Layout element annotations:
###

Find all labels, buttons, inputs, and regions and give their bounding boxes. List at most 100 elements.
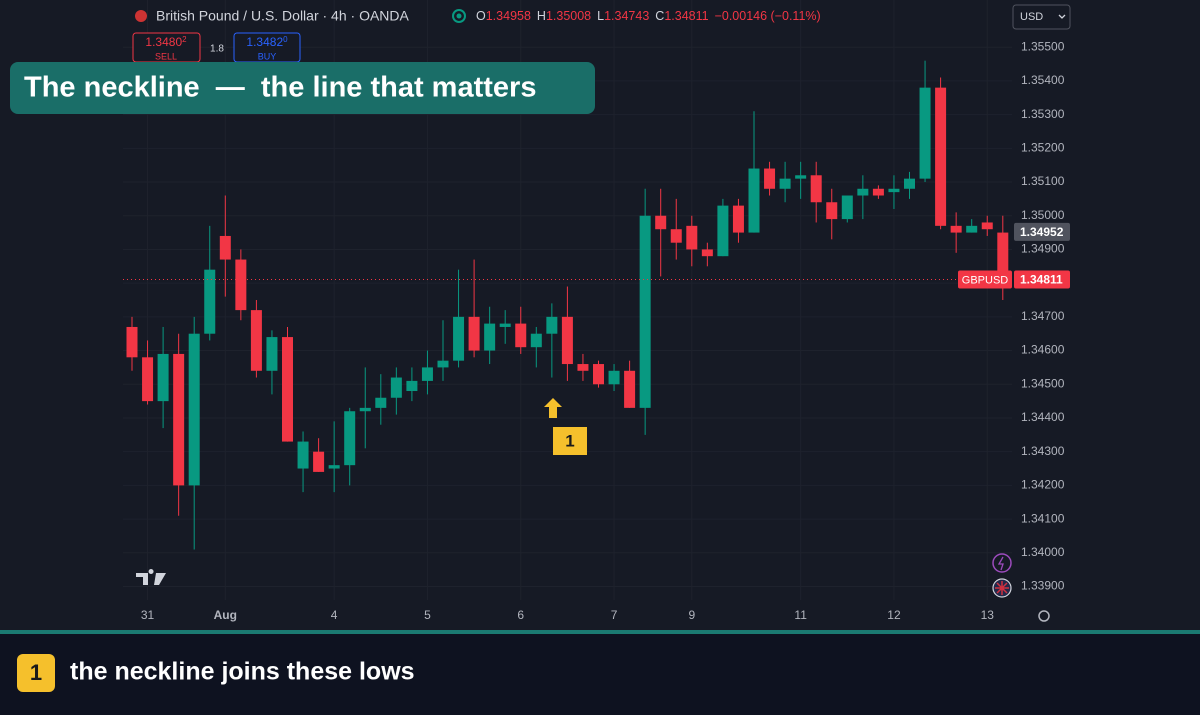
- sell-price-main: 1.3480: [145, 35, 182, 49]
- candle-body: [624, 370, 636, 408]
- candle-body: [375, 397, 387, 408]
- y-tick-label: 1.34500: [1021, 376, 1065, 390]
- footer-marker-box: [17, 654, 55, 692]
- candle-body: [888, 188, 900, 193]
- y-tick-label: 1.35400: [1021, 73, 1065, 87]
- footer-background: [0, 634, 1200, 715]
- candle-body: [219, 235, 231, 260]
- candle-body: [857, 188, 869, 196]
- y-tick-label: 1.34600: [1021, 343, 1065, 357]
- candle-body: [499, 323, 511, 327]
- candle-body: [453, 316, 465, 361]
- candle-body: [779, 178, 791, 189]
- price-tag-label: 1.34811: [1020, 273, 1063, 287]
- flag-icon: [135, 10, 147, 22]
- candle-body: [344, 411, 356, 466]
- candle-body: [157, 353, 169, 402]
- candle-body: [950, 225, 962, 233]
- y-tick-label: 1.34900: [1021, 242, 1065, 256]
- candle-body: [561, 316, 573, 365]
- candle-body: [421, 367, 433, 381]
- flag-cross: [995, 581, 1009, 595]
- ohlc: O1.34958 H1.35008 L1.34743 C1.34811 −0.00146…: [476, 9, 821, 23]
- candle-body: [701, 249, 713, 257]
- x-tick-label: 11: [794, 608, 807, 622]
- x-tick-label: Aug: [214, 608, 237, 622]
- plot: [123, 60, 1012, 550]
- price-tag: [1014, 222, 1070, 241]
- candle-body: [250, 310, 262, 371]
- candle-body: [406, 380, 418, 392]
- ohlc-value: 1.34958: [486, 9, 531, 23]
- candle-body: [546, 316, 558, 334]
- candle-body: [142, 357, 154, 402]
- y-tick-label: 1.33900: [1021, 579, 1065, 593]
- alert-bolt: [997, 556, 1004, 571]
- candle-body: [188, 333, 200, 486]
- ohlc-key: O: [476, 9, 486, 23]
- annotation-marker: 1: [565, 431, 574, 450]
- x-tick-label: 5: [424, 608, 431, 622]
- candle-body: [577, 364, 589, 371]
- x-tick-label: 13: [981, 608, 995, 622]
- annotation-arrow: [544, 398, 562, 418]
- currency-dropdown[interactable]: [1012, 4, 1071, 30]
- y-tick-label: 1.35500: [1021, 39, 1065, 53]
- dropdown-caret: [1058, 14, 1066, 19]
- candle-body: [359, 407, 371, 412]
- candle-body: [904, 178, 915, 189]
- candle-body: [282, 337, 293, 442]
- candle-body: [593, 364, 604, 385]
- candle-body: [748, 168, 760, 233]
- y-tick-label: 1.34000: [1021, 545, 1065, 559]
- x-tick-label: 7: [611, 608, 618, 622]
- candle-body: [266, 337, 278, 371]
- symbol: British Pound / U.S. Dollar · 4h · OANDA: [156, 8, 410, 24]
- x-tick-label: 6: [517, 608, 524, 622]
- candle-body: [126, 326, 138, 358]
- candle-body: [732, 205, 744, 233]
- ohlc-change: −0.00146 (−0.11%): [715, 9, 821, 23]
- ohlc-key: C: [655, 9, 664, 23]
- y-tick-label: 1.35200: [1021, 140, 1065, 154]
- candle-body: [484, 323, 496, 351]
- y-tick-label: 1.35000: [1021, 208, 1065, 222]
- candle-body: [981, 222, 993, 230]
- x-tick-label: 12: [887, 608, 901, 622]
- symbol-tag-label: GBPUSD: [962, 274, 1009, 286]
- annotation-box: [553, 427, 587, 455]
- candle-body: [173, 353, 185, 486]
- y-tick-label: 1.35100: [1021, 174, 1065, 188]
- candle-body: [468, 316, 480, 351]
- candle-body: [872, 188, 884, 196]
- divider: [0, 630, 1200, 634]
- settings-icon[interactable]: [1038, 610, 1050, 622]
- banner: [10, 62, 595, 114]
- candle-body: [764, 168, 776, 189]
- tv-logo: [136, 569, 166, 585]
- candle-body: [997, 232, 1009, 280]
- alert-icon[interactable]: [992, 553, 1012, 573]
- candle-body: [390, 377, 402, 398]
- sell-price: 1.34802: [145, 35, 187, 49]
- candle-body: [919, 87, 931, 179]
- footer-marker: 1: [30, 660, 42, 685]
- candle-body: [966, 225, 978, 233]
- price-tag: [1014, 270, 1070, 289]
- candle-body: [437, 360, 449, 368]
- x-tick-label: 31: [141, 608, 155, 622]
- price-axis: 1.33900 1.34000 1.34100 1.34200 1.34300 1.344…: [141, 39, 1070, 622]
- candle-body: [328, 465, 340, 469]
- buy-price-main: 1.3482: [246, 35, 283, 49]
- candle-body: [717, 205, 729, 257]
- candle-body: [826, 202, 838, 220]
- sell-price-sup: 2: [182, 35, 187, 44]
- candle-body: [608, 370, 620, 385]
- candle-body: [313, 451, 325, 472]
- ohlc-key: H: [537, 9, 546, 23]
- currency: USD: [1020, 11, 1043, 23]
- price-tag-label: 1.34952: [1020, 225, 1064, 239]
- candle-body: [297, 441, 309, 469]
- y-tick-label: 1.34300: [1021, 444, 1065, 458]
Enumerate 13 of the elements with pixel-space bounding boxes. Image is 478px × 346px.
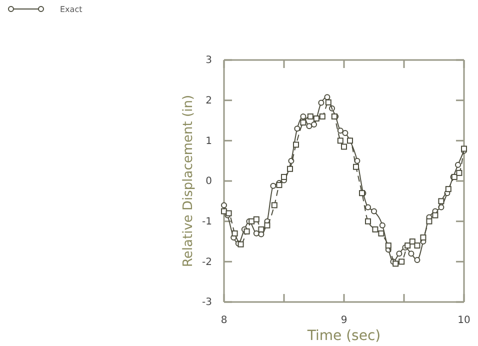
y-tick-label: -2 bbox=[202, 256, 212, 268]
legend-label: Exact bbox=[60, 5, 82, 14]
y-tick-label: 3 bbox=[206, 55, 212, 66]
y-axis-title: Relative Displacement (in) bbox=[181, 94, 196, 268]
x-tick-label: 10 bbox=[458, 315, 470, 326]
x-tick-label: 9 bbox=[340, 315, 348, 326]
y-tick-label: -3 bbox=[202, 297, 212, 308]
y-tick-label: 1 bbox=[206, 136, 212, 147]
y-tick-label: 2 bbox=[206, 96, 212, 107]
y-tick-label: 0 bbox=[206, 176, 212, 188]
x-axis-title: Time (sec) bbox=[306, 328, 381, 344]
x-tick-label: 8 bbox=[220, 315, 228, 326]
y-tick-label: -1 bbox=[202, 216, 212, 228]
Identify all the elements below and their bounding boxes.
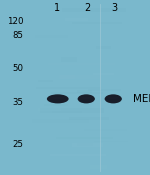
Bar [49, 80, 109, 84]
Bar [34, 35, 68, 38]
Bar [60, 75, 101, 79]
Bar [84, 129, 127, 131]
Bar [72, 22, 122, 25]
Bar [48, 63, 115, 65]
Bar [51, 92, 103, 94]
Ellipse shape [51, 97, 65, 99]
Text: MEK-6: MEK-6 [133, 94, 150, 104]
Bar [88, 89, 121, 91]
Ellipse shape [105, 94, 122, 103]
Bar [65, 18, 88, 21]
Text: 35: 35 [12, 98, 23, 107]
Bar [96, 46, 111, 49]
Text: 1: 1 [54, 3, 60, 13]
Ellipse shape [78, 94, 95, 103]
Bar [38, 108, 61, 111]
Bar [69, 117, 109, 120]
Bar [77, 90, 92, 93]
Bar [72, 143, 103, 147]
Bar [44, 104, 69, 106]
Ellipse shape [108, 97, 119, 99]
Bar [36, 87, 101, 89]
Bar [38, 80, 53, 82]
Bar [52, 111, 82, 113]
Bar [61, 57, 77, 62]
Text: 2: 2 [84, 3, 90, 13]
Bar [90, 165, 107, 169]
Bar [94, 141, 128, 142]
Bar [51, 154, 106, 156]
Bar [59, 75, 75, 79]
Bar [62, 8, 126, 12]
Ellipse shape [81, 97, 92, 99]
Text: 120: 120 [7, 17, 23, 26]
Text: 50: 50 [12, 64, 23, 73]
Text: 25: 25 [12, 140, 23, 149]
Bar [56, 136, 113, 139]
Text: 3: 3 [111, 3, 117, 13]
Bar [66, 122, 83, 126]
Ellipse shape [47, 94, 69, 103]
Bar [32, 119, 89, 123]
Text: 85: 85 [12, 31, 23, 40]
Bar [40, 108, 104, 113]
Bar [93, 73, 114, 75]
Bar [77, 143, 93, 146]
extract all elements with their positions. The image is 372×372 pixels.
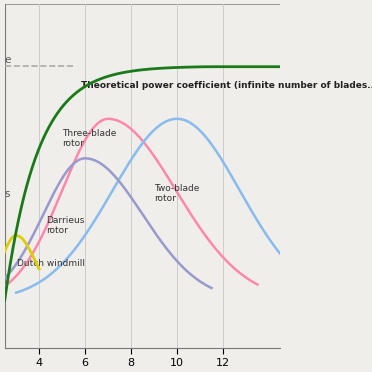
Text: e: e	[4, 55, 10, 64]
Text: Darrieus
rotor: Darrieus rotor	[46, 216, 84, 235]
Text: Three-blade
rotor: Three-blade rotor	[62, 129, 116, 148]
Text: Theoretical power coefficient (infinite number of blades...: Theoretical power coefficient (infinite …	[80, 81, 372, 90]
Text: s: s	[4, 189, 10, 199]
Text: Dutch windmill: Dutch windmill	[17, 259, 85, 268]
Text: Two-blade
rotor: Two-blade rotor	[154, 184, 199, 203]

###

Work instructions => Substitute "candlestick-body" for every "candle-body" in the records, from the line containing "- sell-price-main: 1.3480: [145, 35, 182, 49]" through the line containing "- x-tick-label: 6: [517, 608, 524, 622]", leaving everything else unchanged. Return only those lines.

Solution for this exercise =>
- sell-price-main: 1.3480: [145, 35, 182, 49]
- candlestick-body: [624, 370, 636, 408]
- candlestick-body: [375, 397, 387, 408]
- y-tick-label: 1.34500: [1021, 376, 1065, 390]
- footer-marker-box: [17, 654, 55, 692]
- candlestick-body: [888, 188, 900, 193]
- y-tick-label: 1.35400: [1021, 73, 1065, 87]
- footer-background: [0, 634, 1200, 715]
- candlestick-body: [219, 235, 231, 260]
- candlestick-body: [857, 188, 869, 196]
- y-tick-label: 1.34600: [1021, 343, 1065, 357]
- candlestick-body: [499, 323, 511, 327]
- candlestick-body: [453, 316, 465, 361]
- candlestick-body: [779, 178, 791, 189]
- price-tag-label: 1.34811: [1020, 273, 1063, 287]
- flag-icon: [135, 10, 147, 22]
- candlestick-body: [344, 411, 356, 466]
- candlestick-body: [157, 353, 169, 402]
- candlestick-body: [950, 225, 962, 233]
- y-tick-label: 1.34900: [1021, 242, 1065, 256]
- candlestick-body: [561, 316, 573, 365]
- candlestick-body: [421, 367, 433, 381]
- flag-cross: [995, 581, 1009, 595]
- ohlc: O1.34958 H1.35008 L1.34743 C1.34811 −0.00146…: [476, 9, 821, 23]
- candlestick-body: [701, 249, 713, 257]
- x-tick-label: 11: [794, 608, 807, 622]
- x-tick-label: Aug: [214, 608, 237, 622]
- plot: [123, 60, 1012, 550]
- price-tag: [1014, 222, 1070, 241]
- candlestick-body: [250, 310, 262, 371]
- candlestick-body: [406, 380, 418, 392]
- ohlc-value: 1.34958: [486, 9, 531, 23]
- candlestick-body: [546, 316, 558, 334]
- candlestick-body: [142, 357, 154, 402]
- y-tick-label: 1.33900: [1021, 579, 1065, 593]
- alert-bolt: [997, 556, 1004, 571]
- candlestick-body: [188, 333, 200, 486]
- ohlc-key: O: [476, 9, 486, 23]
- annotation-marker: 1: [565, 431, 574, 450]
- x-tick-label: 5: [424, 608, 431, 622]
- candlestick-body: [577, 364, 589, 371]
- x-tick-label: 13: [981, 608, 995, 622]
- annotation-arrow: [544, 398, 562, 418]
- currency-dropdown[interactable]: [1012, 4, 1071, 30]
- y-tick-label: 1.35500: [1021, 39, 1065, 53]
- dropdown-caret: [1058, 14, 1066, 19]
- candlestick-body: [359, 407, 371, 412]
- candlestick-body: [904, 178, 915, 189]
- candlestick-body: [282, 337, 293, 442]
- candlestick-body: [593, 364, 604, 385]
- candlestick-body: [748, 168, 760, 233]
- y-tick-label: 1.34000: [1021, 545, 1065, 559]
- x-tick-label: 7: [611, 608, 618, 622]
- candlestick-body: [266, 337, 278, 371]
- symbol: British Pound / U.S. Dollar · 4h · OANDA: [156, 8, 410, 24]
- x-tick-label: 6: [517, 608, 524, 622]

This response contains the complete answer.